▶ Dataset extract:
______________________________
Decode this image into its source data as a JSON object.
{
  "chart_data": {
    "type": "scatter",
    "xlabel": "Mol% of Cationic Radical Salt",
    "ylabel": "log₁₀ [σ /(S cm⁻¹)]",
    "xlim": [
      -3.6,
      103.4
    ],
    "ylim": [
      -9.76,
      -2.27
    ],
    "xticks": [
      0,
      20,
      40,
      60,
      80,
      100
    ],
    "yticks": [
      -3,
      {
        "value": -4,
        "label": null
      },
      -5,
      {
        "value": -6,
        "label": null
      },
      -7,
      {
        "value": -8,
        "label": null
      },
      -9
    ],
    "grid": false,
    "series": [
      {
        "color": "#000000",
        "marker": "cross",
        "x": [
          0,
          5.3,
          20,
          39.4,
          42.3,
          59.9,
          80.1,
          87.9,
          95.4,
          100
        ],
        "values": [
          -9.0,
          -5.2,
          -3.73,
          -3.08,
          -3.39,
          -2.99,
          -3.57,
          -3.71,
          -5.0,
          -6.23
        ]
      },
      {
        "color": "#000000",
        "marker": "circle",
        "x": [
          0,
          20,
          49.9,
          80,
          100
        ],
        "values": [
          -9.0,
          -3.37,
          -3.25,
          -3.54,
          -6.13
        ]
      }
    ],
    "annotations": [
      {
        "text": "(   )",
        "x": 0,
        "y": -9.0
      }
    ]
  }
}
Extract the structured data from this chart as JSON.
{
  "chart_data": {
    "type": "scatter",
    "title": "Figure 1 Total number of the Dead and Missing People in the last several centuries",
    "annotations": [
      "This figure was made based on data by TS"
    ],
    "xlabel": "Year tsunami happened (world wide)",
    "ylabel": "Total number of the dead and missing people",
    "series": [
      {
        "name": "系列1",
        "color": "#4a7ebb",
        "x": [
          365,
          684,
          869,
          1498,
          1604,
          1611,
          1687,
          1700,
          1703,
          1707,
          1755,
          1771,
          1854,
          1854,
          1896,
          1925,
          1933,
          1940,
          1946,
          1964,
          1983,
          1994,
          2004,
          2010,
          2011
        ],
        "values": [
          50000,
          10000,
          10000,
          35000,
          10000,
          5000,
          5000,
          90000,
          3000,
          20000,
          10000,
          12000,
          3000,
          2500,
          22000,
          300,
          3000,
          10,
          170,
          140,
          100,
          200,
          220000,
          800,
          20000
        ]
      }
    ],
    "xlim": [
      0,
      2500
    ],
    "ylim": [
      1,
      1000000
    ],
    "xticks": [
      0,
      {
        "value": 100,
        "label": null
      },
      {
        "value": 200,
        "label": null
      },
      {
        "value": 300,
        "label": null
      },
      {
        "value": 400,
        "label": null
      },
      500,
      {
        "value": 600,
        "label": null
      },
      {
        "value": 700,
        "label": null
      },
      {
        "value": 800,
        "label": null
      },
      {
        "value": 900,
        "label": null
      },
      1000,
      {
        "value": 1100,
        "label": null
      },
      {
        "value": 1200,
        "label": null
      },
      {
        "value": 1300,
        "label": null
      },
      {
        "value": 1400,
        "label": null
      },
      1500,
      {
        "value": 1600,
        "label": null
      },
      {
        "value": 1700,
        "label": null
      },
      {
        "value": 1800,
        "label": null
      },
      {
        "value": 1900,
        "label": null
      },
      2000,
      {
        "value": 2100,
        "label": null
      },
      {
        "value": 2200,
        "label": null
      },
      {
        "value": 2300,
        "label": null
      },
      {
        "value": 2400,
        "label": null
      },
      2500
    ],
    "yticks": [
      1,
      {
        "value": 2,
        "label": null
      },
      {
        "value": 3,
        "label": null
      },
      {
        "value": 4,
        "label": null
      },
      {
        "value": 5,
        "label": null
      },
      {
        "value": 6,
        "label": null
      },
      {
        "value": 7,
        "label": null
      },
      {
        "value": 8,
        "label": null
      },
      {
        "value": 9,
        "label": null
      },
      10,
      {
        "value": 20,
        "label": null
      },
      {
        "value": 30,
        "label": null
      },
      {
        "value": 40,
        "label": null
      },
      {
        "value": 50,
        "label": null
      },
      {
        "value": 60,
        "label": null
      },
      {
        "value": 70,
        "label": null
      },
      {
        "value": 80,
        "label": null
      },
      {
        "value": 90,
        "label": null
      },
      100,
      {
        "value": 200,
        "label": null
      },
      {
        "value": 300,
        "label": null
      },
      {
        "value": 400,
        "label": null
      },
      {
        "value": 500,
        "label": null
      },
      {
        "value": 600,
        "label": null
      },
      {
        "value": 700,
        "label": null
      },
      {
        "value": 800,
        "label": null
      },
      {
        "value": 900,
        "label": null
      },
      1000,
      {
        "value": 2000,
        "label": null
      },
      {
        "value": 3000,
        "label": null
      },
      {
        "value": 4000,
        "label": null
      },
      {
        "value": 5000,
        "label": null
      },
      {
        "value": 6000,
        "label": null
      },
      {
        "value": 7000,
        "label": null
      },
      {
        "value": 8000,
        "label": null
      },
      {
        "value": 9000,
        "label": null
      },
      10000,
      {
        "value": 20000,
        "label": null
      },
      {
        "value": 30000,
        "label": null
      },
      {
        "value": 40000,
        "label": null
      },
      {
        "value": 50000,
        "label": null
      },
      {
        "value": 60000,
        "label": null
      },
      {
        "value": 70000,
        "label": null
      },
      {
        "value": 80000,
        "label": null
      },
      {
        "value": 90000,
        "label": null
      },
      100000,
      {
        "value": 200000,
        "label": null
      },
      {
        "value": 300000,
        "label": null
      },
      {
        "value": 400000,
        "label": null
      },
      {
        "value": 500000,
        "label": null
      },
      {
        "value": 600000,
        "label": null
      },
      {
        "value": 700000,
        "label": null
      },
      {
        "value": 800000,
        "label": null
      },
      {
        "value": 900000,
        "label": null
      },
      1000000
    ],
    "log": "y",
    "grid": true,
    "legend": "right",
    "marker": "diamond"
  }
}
______________________________
▶ Instructions to follow: Repeat each entry word for word.

▶ Solved exercise:
Decode this image into its source data as a JSON object.
{
  "chart_data": {
    "type": "scatter",
    "xlabel": "Mol% of Cationic Radical Salt",
    "ylabel": "log₁₀ [σ /(S cm⁻¹)]",
    "xlim": [
      -3.6,
      103.4
    ],
    "ylim": [
      -9.76,
      -2.27
    ],
    "xticks": [
      0,
      20,
      40,
      60,
      80,
      100
    ],
    "yticks": [
      -3,
      {
        "value": -4,
        "label": null
      },
      -5,
      {
        "value": -6,
        "label": null
      },
      -7,
      {
        "value": -8,
        "label": null
      },
      -9
    ],
    "grid": false,
    "series": [
      {
        "color": "#000000",
        "marker": "cross",
        "x": [
          0,
          5.3,
          20,
          39.4,
          42.3,
          59.9,
          80.1,
          87.9,
          95.4,
          100
        ],
        "values": [
          -9.0,
          -5.2,
          -3.73,
          -3.08,
          -3.39,
          -2.99,
          -3.57,
          -3.71,
          -5.0,
          -6.23
        ]
      },
      {
        "color": "#000000",
        "marker": "circle",
        "x": [
          0,
          20,
          49.9,
          80,
          100
        ],
        "values": [
          -9.0,
          -3.37,
          -3.25,
          -3.54,
          -6.13
        ]
      }
    ],
    "annotations": [
      {
        "text": "(   )",
        "x": 0,
        "y": -9.0
      }
    ]
  }
}
Extract the structured data from this chart as JSON.
{
  "chart_data": {
    "type": "scatter",
    "title": "Figure 1 Total number of the Dead and Missing People in the last several centuries",
    "annotations": [
      "This figure was made based on data by TS"
    ],
    "xlabel": "Year tsunami happened (world wide)",
    "ylabel": "Total number of the dead and missing people",
    "series": [
      {
        "name": "系列1",
        "color": "#4a7ebb",
        "x": [
          365,
          684,
          869,
          1498,
          1604,
          1611,
          1687,
          1700,
          1703,
          1707,
          1755,
          1771,
          1854,
          1854,
          1896,
          1925,
          1933,
          1940,
          1946,
          1964,
          1983,
          1994,
          2004,
          2010,
          2011
        ],
        "values": [
          50000,
          10000,
          10000,
          35000,
          10000,
          5000,
          5000,
          90000,
          3000,
          20000,
          10000,
          12000,
          3000,
          2500,
          22000,
          300,
          3000,
          10,
          170,
          140,
          100,
          200,
          220000,
          800,
          20000
        ]
      }
    ],
    "xlim": [
      0,
      2500
    ],
    "ylim": [
      1,
      1000000
    ],
    "xticks": [
      0,
      {
        "value": 100,
        "label": null
      },
      {
        "value": 200,
        "label": null
      },
      {
        "value": 300,
        "label": null
      },
      {
        "value": 400,
        "label": null
      },
      500,
      {
        "value": 600,
        "label": null
      },
      {
        "value": 700,
        "label": null
      },
      {
        "value": 800,
        "label": null
      },
      {
        "value": 900,
        "label": null
      },
      1000,
      {
        "value": 1100,
        "label": null
      },
      {
        "value": 1200,
        "label": null
      },
      {
        "value": 1300,
        "label": null
      },
      {
        "value": 1400,
        "label": null
      },
      1500,
      {
        "value": 1600,
        "label": null
      },
      {
        "value": 1700,
        "label": null
      },
      {
        "value": 1800,
        "label": null
      },
      {
        "value": 1900,
        "label": null
      },
      2000,
      {
        "value": 2100,
        "label": null
      },
      {
        "value": 2200,
        "label": null
      },
      {
        "value": 2300,
        "label": null
      },
      {
        "value": 2400,
        "label": null
      },
      2500
    ],
    "yticks": [
      1,
      {
        "value": 2,
        "label": null
      },
      {
        "value": 3,
        "label": null
      },
      {
        "value": 4,
        "label": null
      },
      {
        "value": 5,
        "label": null
      },
      {
        "value": 6,
        "label": null
      },
      {
        "value": 7,
        "label": null
      },
      {
        "value": 8,
        "label": null
      },
      {
        "value": 9,
        "label": null
      },
      10,
      {
        "value": 20,
        "label": null
      },
      {
        "value": 30,
        "label": null
      },
      {
        "value": 40,
        "label": null
      },
      {
        "value": 50,
        "label": null
      },
      {
        "value": 60,
        "label": null
      },
      {
        "value": 70,
        "label": null
      },
      {
        "value": 80,
        "label": null
      },
      {
        "value": 90,
        "label": null
      },
      100,
      {
        "value": 200,
        "label": null
      },
      {
        "value": 300,
        "label": null
      },
      {
        "value": 400,
        "label": null
      },
      {
        "value": 500,
        "label": null
      },
      {
        "value": 600,
        "label": null
      },
      {
        "value": 700,
        "label": null
      },
      {
        "value": 800,
        "label": null
      },
      {
        "value": 900,
        "label": null
      },
      1000,
      {
        "value": 2000,
        "label": null
      },
      {
        "value": 3000,
        "label": null
      },
      {
        "value": 4000,
        "label": null
      },
      {
        "value": 5000,
        "label": null
      },
      {
        "value": 6000,
        "label": null
      },
      {
        "value": 7000,
        "label": null
      },
      {
        "value": 8000,
        "label": null
      },
      {
        "value": 9000,
        "label": null
      },
      10000,
      {
        "value": 20000,
        "label": null
      },
      {
        "value": 30000,
        "label": null
      },
      {
        "value": 40000,
        "label": null
      },
      {
        "value": 50000,
        "label": null
      },
      {
        "value": 60000,
        "label": null
      },
      {
        "value": 70000,
        "label": null
      },
      {
        "value": 80000,
        "label": null
      },
      {
        "value": 90000,
        "label": null
      },
      100000,
      {
        "value": 200000,
        "label": null
      },
      {
        "value": 300000,
        "label": null
      },
      {
        "value": 400000,
        "label": null
      },
      {
        "value": 500000,
        "label": null
      },
      {
        "value": 600000,
        "label": null
      },
      {
        "value": 700000,
        "label": null
      },
      {
        "value": 800000,
        "label": null
      },
      {
        "value": 900000,
        "label": null
      },
      1000000
    ],
    "log": "y",
    "grid": true,
    "legend": "right",
    "marker": "diamond"
  }
}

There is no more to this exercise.